WHAT THE EXERCISE ASKS: Report all lines from the entries below in which "symbol" appears.

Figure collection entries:
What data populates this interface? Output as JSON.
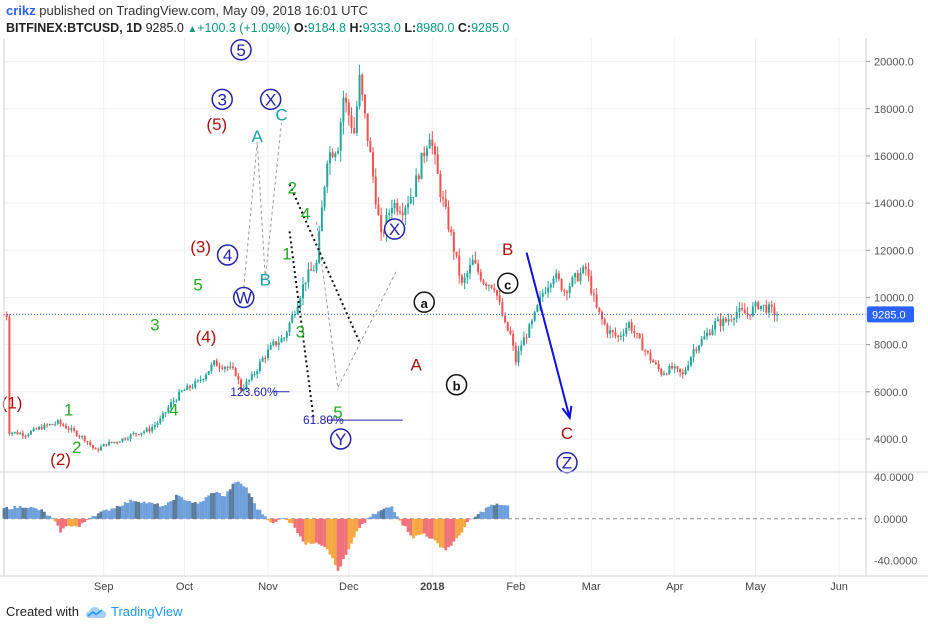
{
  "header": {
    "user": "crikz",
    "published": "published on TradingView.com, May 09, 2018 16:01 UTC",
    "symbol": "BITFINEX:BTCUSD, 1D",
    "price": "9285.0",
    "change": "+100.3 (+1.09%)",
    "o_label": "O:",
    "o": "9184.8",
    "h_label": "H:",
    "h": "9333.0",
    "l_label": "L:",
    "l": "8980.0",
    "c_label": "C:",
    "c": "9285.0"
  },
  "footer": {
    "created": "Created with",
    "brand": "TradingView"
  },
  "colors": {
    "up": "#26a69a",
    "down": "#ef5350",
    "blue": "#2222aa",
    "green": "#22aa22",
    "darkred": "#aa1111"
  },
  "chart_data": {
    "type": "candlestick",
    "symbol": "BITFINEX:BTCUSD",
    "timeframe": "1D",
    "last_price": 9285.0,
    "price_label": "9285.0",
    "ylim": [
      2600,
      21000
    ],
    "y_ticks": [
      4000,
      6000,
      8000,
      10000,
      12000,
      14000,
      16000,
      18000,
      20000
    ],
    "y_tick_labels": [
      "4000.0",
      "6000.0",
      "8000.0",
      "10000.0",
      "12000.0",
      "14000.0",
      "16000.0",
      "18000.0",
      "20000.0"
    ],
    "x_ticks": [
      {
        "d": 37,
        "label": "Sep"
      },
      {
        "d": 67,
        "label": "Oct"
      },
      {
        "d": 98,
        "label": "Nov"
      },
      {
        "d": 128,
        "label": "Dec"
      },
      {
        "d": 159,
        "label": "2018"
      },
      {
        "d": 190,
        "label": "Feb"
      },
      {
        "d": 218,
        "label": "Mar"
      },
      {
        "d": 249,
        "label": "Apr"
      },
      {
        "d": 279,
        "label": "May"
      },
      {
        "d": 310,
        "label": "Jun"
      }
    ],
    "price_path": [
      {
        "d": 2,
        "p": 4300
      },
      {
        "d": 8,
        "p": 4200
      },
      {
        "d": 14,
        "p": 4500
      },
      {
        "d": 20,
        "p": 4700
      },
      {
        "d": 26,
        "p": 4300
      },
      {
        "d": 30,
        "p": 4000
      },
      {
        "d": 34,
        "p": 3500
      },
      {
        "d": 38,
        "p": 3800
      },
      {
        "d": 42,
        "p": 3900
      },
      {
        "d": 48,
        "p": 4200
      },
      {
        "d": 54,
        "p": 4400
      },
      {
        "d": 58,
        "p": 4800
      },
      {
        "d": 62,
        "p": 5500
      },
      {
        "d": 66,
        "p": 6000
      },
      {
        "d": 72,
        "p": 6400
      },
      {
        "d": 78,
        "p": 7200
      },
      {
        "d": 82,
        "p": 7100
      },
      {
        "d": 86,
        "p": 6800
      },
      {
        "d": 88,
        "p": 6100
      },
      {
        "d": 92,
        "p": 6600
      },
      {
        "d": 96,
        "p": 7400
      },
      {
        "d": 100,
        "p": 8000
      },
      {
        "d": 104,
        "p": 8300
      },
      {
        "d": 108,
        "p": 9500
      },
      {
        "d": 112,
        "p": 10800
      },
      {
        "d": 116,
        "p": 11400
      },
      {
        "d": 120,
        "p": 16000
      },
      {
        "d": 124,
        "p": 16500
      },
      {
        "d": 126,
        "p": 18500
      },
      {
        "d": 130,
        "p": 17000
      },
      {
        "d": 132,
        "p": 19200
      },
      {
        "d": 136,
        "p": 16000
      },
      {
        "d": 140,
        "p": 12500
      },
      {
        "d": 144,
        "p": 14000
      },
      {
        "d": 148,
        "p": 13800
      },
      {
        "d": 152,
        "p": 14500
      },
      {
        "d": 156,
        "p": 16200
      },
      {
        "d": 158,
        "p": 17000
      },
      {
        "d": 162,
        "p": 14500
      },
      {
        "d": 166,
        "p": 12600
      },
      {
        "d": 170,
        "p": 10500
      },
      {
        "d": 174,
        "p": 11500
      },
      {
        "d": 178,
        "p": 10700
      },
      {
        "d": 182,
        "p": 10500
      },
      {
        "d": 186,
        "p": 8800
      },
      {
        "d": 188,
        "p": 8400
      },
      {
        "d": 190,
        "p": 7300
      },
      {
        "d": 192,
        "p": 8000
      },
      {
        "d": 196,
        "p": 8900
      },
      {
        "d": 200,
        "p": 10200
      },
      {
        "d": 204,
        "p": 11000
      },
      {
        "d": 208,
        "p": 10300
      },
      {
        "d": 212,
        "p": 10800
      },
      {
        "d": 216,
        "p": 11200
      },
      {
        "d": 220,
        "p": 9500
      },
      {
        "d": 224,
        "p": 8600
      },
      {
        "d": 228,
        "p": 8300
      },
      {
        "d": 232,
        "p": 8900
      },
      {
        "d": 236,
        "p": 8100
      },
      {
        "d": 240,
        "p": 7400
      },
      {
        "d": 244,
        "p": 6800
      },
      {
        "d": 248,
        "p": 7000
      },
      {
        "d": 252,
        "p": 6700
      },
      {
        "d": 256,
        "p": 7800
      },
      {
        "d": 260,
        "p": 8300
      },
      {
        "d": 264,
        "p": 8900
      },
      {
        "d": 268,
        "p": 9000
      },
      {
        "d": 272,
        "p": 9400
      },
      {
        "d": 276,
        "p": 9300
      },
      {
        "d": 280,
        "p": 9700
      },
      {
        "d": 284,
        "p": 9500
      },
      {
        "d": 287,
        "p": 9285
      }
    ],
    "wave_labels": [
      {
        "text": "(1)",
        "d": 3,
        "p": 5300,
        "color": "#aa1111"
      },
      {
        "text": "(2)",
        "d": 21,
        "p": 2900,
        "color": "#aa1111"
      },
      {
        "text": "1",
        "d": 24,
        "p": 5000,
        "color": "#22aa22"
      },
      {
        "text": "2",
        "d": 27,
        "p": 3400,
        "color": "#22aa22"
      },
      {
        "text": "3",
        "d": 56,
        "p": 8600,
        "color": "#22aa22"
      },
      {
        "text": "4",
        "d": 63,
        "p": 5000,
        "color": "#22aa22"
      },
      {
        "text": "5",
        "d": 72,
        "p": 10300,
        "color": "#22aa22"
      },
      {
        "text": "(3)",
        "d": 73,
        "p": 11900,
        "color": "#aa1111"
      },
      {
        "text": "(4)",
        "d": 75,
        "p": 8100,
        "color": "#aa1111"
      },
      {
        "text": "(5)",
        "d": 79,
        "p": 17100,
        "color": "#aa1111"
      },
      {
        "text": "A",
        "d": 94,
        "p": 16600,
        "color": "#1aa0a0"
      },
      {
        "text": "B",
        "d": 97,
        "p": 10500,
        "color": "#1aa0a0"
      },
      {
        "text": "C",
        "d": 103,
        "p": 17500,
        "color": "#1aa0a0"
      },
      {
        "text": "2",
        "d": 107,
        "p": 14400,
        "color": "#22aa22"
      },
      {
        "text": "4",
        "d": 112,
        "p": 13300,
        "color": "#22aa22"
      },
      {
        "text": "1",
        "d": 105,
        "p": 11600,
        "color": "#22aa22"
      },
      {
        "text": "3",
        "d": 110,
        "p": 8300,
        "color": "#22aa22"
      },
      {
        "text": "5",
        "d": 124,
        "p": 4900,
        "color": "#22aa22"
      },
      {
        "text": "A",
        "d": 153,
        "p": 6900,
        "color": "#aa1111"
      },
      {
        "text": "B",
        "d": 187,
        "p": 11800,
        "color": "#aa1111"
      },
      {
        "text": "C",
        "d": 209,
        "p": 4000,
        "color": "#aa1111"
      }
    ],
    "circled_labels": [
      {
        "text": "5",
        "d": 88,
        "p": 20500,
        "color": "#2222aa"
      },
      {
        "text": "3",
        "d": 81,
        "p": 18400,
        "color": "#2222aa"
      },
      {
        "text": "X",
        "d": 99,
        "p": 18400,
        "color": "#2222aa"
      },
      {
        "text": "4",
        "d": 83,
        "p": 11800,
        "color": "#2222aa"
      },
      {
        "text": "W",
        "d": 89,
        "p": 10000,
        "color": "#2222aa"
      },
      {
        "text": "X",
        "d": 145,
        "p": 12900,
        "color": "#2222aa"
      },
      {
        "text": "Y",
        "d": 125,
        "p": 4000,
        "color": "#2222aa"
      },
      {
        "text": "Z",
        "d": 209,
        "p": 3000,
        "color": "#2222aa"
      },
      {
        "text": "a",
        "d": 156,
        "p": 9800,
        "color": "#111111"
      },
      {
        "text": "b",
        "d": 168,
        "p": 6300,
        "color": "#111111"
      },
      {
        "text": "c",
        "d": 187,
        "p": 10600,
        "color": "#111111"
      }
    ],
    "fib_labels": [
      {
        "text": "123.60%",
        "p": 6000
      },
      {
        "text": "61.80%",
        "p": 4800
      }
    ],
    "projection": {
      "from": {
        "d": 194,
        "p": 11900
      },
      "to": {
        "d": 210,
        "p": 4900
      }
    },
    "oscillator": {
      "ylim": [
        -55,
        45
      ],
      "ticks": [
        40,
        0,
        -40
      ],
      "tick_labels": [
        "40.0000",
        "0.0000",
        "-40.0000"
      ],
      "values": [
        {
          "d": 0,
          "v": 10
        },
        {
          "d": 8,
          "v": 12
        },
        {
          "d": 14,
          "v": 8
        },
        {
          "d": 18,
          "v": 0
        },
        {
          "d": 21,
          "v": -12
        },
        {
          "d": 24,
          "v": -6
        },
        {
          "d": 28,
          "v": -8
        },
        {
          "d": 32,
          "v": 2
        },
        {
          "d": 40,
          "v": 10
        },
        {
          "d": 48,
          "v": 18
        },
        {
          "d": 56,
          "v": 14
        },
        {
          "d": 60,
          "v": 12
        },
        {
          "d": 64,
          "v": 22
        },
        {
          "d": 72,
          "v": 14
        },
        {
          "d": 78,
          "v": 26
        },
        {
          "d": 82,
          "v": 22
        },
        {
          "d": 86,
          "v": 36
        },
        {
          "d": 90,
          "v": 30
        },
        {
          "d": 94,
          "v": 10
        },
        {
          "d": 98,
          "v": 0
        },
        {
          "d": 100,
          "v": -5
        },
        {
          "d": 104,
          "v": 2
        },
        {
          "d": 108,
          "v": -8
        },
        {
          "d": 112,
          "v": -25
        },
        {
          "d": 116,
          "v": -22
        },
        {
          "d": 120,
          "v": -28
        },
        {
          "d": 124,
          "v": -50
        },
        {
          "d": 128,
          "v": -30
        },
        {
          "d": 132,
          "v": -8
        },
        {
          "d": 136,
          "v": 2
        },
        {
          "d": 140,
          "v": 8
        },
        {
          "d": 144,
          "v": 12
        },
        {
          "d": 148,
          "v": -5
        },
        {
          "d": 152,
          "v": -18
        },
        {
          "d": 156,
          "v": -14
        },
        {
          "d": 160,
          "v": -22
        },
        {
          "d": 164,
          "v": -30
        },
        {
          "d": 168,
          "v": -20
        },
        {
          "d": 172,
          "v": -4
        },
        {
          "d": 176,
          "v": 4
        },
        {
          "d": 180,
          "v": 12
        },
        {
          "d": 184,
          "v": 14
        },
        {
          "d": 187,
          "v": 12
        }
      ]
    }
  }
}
--
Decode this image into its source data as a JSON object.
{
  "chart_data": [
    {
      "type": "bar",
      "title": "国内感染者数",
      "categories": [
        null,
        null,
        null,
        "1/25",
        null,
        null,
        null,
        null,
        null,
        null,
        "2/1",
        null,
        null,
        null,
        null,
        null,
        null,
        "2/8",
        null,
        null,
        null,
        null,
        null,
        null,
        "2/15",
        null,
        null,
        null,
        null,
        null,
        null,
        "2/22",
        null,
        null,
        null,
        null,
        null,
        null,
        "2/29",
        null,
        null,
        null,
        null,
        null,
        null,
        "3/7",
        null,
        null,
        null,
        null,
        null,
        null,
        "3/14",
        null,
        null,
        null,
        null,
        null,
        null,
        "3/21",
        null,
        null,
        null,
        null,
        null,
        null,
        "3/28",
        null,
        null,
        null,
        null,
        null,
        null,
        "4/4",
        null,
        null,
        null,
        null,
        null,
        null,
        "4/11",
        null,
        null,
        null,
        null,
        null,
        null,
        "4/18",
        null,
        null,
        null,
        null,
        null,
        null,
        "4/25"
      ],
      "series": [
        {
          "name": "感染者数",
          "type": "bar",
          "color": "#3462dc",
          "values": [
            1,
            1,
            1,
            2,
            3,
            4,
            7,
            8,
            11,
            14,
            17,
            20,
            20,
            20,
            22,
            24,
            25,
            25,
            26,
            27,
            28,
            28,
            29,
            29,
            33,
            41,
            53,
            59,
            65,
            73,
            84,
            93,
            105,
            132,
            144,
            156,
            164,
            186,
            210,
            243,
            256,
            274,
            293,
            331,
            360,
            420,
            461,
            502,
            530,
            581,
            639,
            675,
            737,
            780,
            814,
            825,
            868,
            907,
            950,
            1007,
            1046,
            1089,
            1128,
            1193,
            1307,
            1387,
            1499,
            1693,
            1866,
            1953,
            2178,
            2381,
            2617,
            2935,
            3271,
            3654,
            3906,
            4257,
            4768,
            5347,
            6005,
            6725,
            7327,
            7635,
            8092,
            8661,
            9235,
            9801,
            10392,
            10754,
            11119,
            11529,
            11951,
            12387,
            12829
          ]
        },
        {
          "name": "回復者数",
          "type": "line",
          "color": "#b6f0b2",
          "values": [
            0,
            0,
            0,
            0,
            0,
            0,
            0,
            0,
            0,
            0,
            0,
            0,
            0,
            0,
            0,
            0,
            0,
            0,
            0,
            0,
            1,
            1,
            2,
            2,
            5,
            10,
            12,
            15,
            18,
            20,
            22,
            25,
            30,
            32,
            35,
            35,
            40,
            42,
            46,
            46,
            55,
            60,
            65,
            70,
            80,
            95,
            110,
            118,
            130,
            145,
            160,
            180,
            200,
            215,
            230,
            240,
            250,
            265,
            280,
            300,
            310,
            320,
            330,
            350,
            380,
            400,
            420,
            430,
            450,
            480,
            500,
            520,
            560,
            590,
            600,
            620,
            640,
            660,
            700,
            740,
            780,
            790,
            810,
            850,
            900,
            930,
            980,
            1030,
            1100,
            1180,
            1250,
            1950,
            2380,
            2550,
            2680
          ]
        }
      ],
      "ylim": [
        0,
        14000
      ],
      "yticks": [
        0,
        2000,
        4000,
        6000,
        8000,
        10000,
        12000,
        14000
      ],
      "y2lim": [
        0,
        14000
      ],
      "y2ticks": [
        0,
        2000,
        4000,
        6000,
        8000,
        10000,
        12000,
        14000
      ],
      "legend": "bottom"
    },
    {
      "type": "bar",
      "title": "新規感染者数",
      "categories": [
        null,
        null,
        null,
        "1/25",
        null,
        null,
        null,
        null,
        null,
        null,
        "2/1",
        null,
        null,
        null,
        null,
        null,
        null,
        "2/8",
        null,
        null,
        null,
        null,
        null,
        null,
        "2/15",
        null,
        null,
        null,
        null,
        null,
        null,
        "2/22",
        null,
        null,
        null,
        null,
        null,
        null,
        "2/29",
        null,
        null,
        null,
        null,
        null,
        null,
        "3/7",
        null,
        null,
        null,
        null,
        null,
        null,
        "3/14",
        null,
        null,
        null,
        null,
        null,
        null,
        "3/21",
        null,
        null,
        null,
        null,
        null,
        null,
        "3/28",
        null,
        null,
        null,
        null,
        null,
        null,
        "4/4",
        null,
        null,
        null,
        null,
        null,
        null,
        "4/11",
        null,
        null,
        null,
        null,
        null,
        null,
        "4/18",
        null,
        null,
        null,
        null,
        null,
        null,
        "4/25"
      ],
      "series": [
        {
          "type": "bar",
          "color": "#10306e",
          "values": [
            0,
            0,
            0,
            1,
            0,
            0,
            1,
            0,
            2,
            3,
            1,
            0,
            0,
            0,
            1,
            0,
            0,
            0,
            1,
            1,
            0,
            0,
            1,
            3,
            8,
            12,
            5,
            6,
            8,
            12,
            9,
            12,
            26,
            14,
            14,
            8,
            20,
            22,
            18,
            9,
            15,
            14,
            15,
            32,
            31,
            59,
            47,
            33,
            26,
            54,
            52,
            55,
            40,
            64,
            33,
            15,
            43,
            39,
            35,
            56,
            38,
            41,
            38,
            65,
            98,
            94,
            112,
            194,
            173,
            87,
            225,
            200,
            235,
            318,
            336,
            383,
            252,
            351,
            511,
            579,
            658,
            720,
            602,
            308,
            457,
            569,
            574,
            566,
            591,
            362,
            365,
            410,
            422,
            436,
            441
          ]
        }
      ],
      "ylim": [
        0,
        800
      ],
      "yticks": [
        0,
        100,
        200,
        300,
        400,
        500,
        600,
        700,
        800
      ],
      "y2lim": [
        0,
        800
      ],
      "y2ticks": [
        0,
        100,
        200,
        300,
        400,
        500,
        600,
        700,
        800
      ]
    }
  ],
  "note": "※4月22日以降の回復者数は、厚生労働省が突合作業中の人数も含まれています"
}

THE RESPONSE:
    "symbol": "BITFINEX:BTCUSD, 1D",
    "symbol": "BITFINEX:BTCUSD",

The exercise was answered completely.